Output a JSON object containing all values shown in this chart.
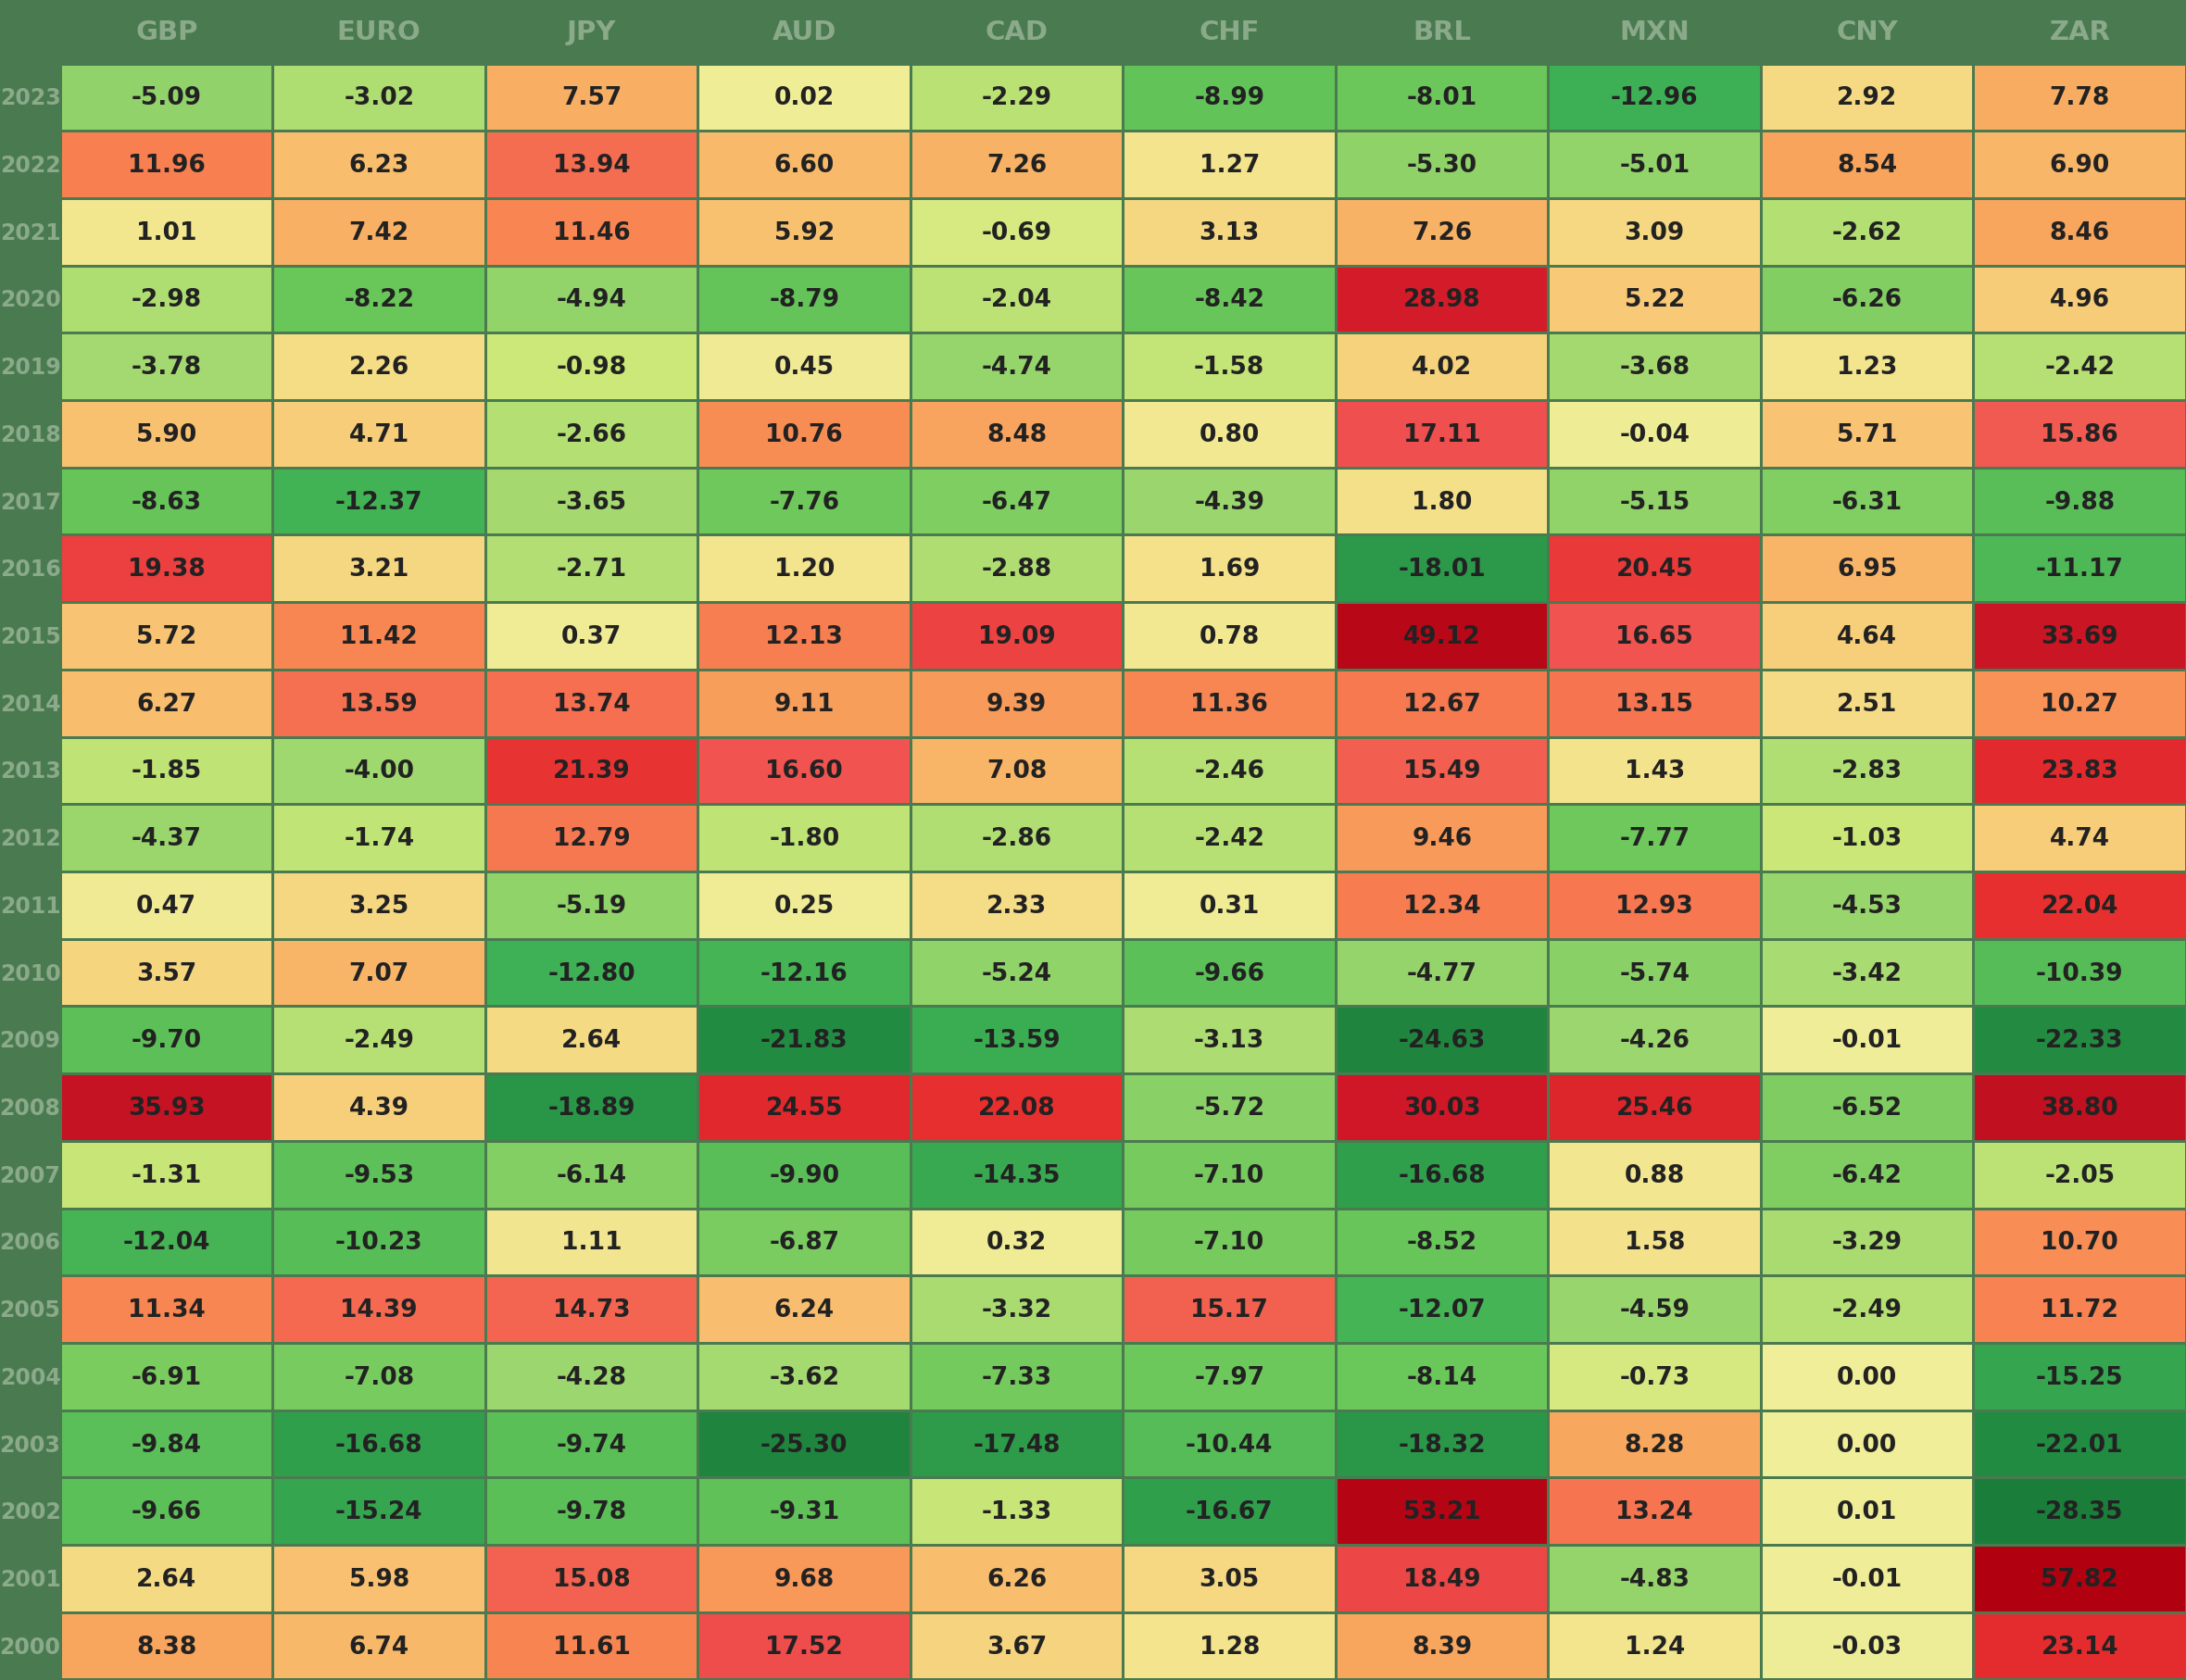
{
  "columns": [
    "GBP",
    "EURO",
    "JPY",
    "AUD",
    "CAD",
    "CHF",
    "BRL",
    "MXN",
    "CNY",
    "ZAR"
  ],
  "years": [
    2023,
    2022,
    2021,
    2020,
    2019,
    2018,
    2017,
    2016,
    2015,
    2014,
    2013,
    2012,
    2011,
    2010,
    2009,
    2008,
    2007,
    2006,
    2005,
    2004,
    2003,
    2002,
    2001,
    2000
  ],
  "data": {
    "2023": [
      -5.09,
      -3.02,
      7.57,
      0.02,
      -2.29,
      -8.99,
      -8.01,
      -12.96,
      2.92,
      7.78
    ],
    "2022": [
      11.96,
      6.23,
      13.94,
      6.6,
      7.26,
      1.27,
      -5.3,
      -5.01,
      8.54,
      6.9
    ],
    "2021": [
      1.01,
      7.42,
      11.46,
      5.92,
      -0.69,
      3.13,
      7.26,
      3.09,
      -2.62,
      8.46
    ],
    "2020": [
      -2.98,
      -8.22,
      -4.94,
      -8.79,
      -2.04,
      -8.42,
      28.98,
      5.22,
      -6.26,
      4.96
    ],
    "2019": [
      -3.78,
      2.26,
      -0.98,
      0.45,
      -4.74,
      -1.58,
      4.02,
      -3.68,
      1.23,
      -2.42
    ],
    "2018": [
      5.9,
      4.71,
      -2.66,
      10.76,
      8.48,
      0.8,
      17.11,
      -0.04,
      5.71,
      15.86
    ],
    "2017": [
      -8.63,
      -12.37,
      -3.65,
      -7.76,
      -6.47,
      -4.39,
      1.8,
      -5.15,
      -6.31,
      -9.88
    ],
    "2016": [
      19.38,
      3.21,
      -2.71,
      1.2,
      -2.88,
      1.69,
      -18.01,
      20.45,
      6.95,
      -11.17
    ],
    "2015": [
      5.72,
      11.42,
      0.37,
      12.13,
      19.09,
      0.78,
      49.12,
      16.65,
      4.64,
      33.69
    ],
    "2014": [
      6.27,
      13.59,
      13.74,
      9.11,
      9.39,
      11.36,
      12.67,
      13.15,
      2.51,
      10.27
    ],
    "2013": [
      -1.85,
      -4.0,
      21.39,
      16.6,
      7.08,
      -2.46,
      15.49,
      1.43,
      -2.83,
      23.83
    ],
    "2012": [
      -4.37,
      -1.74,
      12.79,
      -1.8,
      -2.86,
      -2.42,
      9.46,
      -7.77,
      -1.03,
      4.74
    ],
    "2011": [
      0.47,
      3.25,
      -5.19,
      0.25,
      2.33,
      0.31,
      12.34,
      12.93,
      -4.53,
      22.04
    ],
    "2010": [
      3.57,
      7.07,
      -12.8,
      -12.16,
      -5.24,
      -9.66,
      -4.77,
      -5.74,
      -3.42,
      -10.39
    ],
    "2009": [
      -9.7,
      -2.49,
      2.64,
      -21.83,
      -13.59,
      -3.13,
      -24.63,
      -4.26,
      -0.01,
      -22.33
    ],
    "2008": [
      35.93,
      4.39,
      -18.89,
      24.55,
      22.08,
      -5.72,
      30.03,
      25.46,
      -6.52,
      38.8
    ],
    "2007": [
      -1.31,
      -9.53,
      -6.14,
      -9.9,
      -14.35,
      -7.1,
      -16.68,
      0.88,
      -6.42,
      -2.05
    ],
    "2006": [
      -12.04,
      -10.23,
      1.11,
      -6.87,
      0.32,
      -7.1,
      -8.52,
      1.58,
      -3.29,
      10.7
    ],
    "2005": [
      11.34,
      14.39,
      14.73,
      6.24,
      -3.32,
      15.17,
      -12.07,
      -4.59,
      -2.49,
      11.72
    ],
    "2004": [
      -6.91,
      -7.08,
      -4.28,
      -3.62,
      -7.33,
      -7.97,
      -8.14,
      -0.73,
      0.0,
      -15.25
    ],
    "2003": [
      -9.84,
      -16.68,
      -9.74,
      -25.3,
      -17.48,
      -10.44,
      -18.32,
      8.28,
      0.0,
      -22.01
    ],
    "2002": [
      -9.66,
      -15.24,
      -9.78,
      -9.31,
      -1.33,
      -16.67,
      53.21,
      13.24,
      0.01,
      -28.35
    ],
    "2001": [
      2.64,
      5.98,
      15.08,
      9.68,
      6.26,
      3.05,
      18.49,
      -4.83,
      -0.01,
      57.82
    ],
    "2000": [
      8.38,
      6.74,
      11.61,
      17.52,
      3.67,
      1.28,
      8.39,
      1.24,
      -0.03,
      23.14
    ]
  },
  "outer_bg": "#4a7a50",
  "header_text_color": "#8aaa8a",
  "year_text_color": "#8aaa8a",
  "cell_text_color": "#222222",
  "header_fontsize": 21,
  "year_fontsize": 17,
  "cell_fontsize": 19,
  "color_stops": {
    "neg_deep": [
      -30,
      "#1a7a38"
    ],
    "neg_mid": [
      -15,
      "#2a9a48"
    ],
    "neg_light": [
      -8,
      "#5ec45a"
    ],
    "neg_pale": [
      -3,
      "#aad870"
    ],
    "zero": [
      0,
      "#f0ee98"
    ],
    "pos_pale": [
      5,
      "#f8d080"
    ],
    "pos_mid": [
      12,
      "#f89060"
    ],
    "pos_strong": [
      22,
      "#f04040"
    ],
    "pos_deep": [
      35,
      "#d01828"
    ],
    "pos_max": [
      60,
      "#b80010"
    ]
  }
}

· · · · ·

> _STATED TASK_: Without the pictures, repeat all the records word for word.

> _RESPONSE TO THIS EXERCISE_:
Output a JSON object containing all values shown in this chart.
{
  "columns": [
    "GBP",
    "EURO",
    "JPY",
    "AUD",
    "CAD",
    "CHF",
    "BRL",
    "MXN",
    "CNY",
    "ZAR"
  ],
  "years": [
    2023,
    2022,
    2021,
    2020,
    2019,
    2018,
    2017,
    2016,
    2015,
    2014,
    2013,
    2012,
    2011,
    2010,
    2009,
    2008,
    2007,
    2006,
    2005,
    2004,
    2003,
    2002,
    2001,
    2000
  ],
  "data": {
    "2023": [
      -5.09,
      -3.02,
      7.57,
      0.02,
      -2.29,
      -8.99,
      -8.01,
      -12.96,
      2.92,
      7.78
    ],
    "2022": [
      11.96,
      6.23,
      13.94,
      6.6,
      7.26,
      1.27,
      -5.3,
      -5.01,
      8.54,
      6.9
    ],
    "2021": [
      1.01,
      7.42,
      11.46,
      5.92,
      -0.69,
      3.13,
      7.26,
      3.09,
      -2.62,
      8.46
    ],
    "2020": [
      -2.98,
      -8.22,
      -4.94,
      -8.79,
      -2.04,
      -8.42,
      28.98,
      5.22,
      -6.26,
      4.96
    ],
    "2019": [
      -3.78,
      2.26,
      -0.98,
      0.45,
      -4.74,
      -1.58,
      4.02,
      -3.68,
      1.23,
      -2.42
    ],
    "2018": [
      5.9,
      4.71,
      -2.66,
      10.76,
      8.48,
      0.8,
      17.11,
      -0.04,
      5.71,
      15.86
    ],
    "2017": [
      -8.63,
      -12.37,
      -3.65,
      -7.76,
      -6.47,
      -4.39,
      1.8,
      -5.15,
      -6.31,
      -9.88
    ],
    "2016": [
      19.38,
      3.21,
      -2.71,
      1.2,
      -2.88,
      1.69,
      -18.01,
      20.45,
      6.95,
      -11.17
    ],
    "2015": [
      5.72,
      11.42,
      0.37,
      12.13,
      19.09,
      0.78,
      49.12,
      16.65,
      4.64,
      33.69
    ],
    "2014": [
      6.27,
      13.59,
      13.74,
      9.11,
      9.39,
      11.36,
      12.67,
      13.15,
      2.51,
      10.27
    ],
    "2013": [
      -1.85,
      -4.0,
      21.39,
      16.6,
      7.08,
      -2.46,
      15.49,
      1.43,
      -2.83,
      23.83
    ],
    "2012": [
      -4.37,
      -1.74,
      12.79,
      -1.8,
      -2.86,
      -2.42,
      9.46,
      -7.77,
      -1.03,
      4.74
    ],
    "2011": [
      0.47,
      3.25,
      -5.19,
      0.25,
      2.33,
      0.31,
      12.34,
      12.93,
      -4.53,
      22.04
    ],
    "2010": [
      3.57,
      7.07,
      -12.8,
      -12.16,
      -5.24,
      -9.66,
      -4.77,
      -5.74,
      -3.42,
      -10.39
    ],
    "2009": [
      -9.7,
      -2.49,
      2.64,
      -21.83,
      -13.59,
      -3.13,
      -24.63,
      -4.26,
      -0.01,
      -22.33
    ],
    "2008": [
      35.93,
      4.39,
      -18.89,
      24.55,
      22.08,
      -5.72,
      30.03,
      25.46,
      -6.52,
      38.8
    ],
    "2007": [
      -1.31,
      -9.53,
      -6.14,
      -9.9,
      -14.35,
      -7.1,
      -16.68,
      0.88,
      -6.42,
      -2.05
    ],
    "2006": [
      -12.04,
      -10.23,
      1.11,
      -6.87,
      0.32,
      -7.1,
      -8.52,
      1.58,
      -3.29,
      10.7
    ],
    "2005": [
      11.34,
      14.39,
      14.73,
      6.24,
      -3.32,
      15.17,
      -12.07,
      -4.59,
      -2.49,
      11.72
    ],
    "2004": [
      -6.91,
      -7.08,
      -4.28,
      -3.62,
      -7.33,
      -7.97,
      -8.14,
      -0.73,
      0.0,
      -15.25
    ],
    "2003": [
      -9.84,
      -16.68,
      -9.74,
      -25.3,
      -17.48,
      -10.44,
      -18.32,
      8.28,
      0.0,
      -22.01
    ],
    "2002": [
      -9.66,
      -15.24,
      -9.78,
      -9.31,
      -1.33,
      -16.67,
      53.21,
      13.24,
      0.01,
      -28.35
    ],
    "2001": [
      2.64,
      5.98,
      15.08,
      9.68,
      6.26,
      3.05,
      18.49,
      -4.83,
      -0.01,
      57.82
    ],
    "2000": [
      8.38,
      6.74,
      11.61,
      17.52,
      3.67,
      1.28,
      8.39,
      1.24,
      -0.03,
      23.14
    ]
  },
  "outer_bg": "#4a7a50",
  "header_text_color": "#8aaa8a",
  "year_text_color": "#8aaa8a",
  "cell_text_color": "#222222",
  "header_fontsize": 21,
  "year_fontsize": 17,
  "cell_fontsize": 19,
  "color_stops": {
    "neg_deep": [
      -30,
      "#1a7a38"
    ],
    "neg_mid": [
      -15,
      "#2a9a48"
    ],
    "neg_light": [
      -8,
      "#5ec45a"
    ],
    "neg_pale": [
      -3,
      "#aad870"
    ],
    "zero": [
      0,
      "#f0ee98"
    ],
    "pos_pale": [
      5,
      "#f8d080"
    ],
    "pos_mid": [
      12,
      "#f89060"
    ],
    "pos_strong": [
      22,
      "#f04040"
    ],
    "pos_deep": [
      35,
      "#d01828"
    ],
    "pos_max": [
      60,
      "#b80010"
    ]
  }
}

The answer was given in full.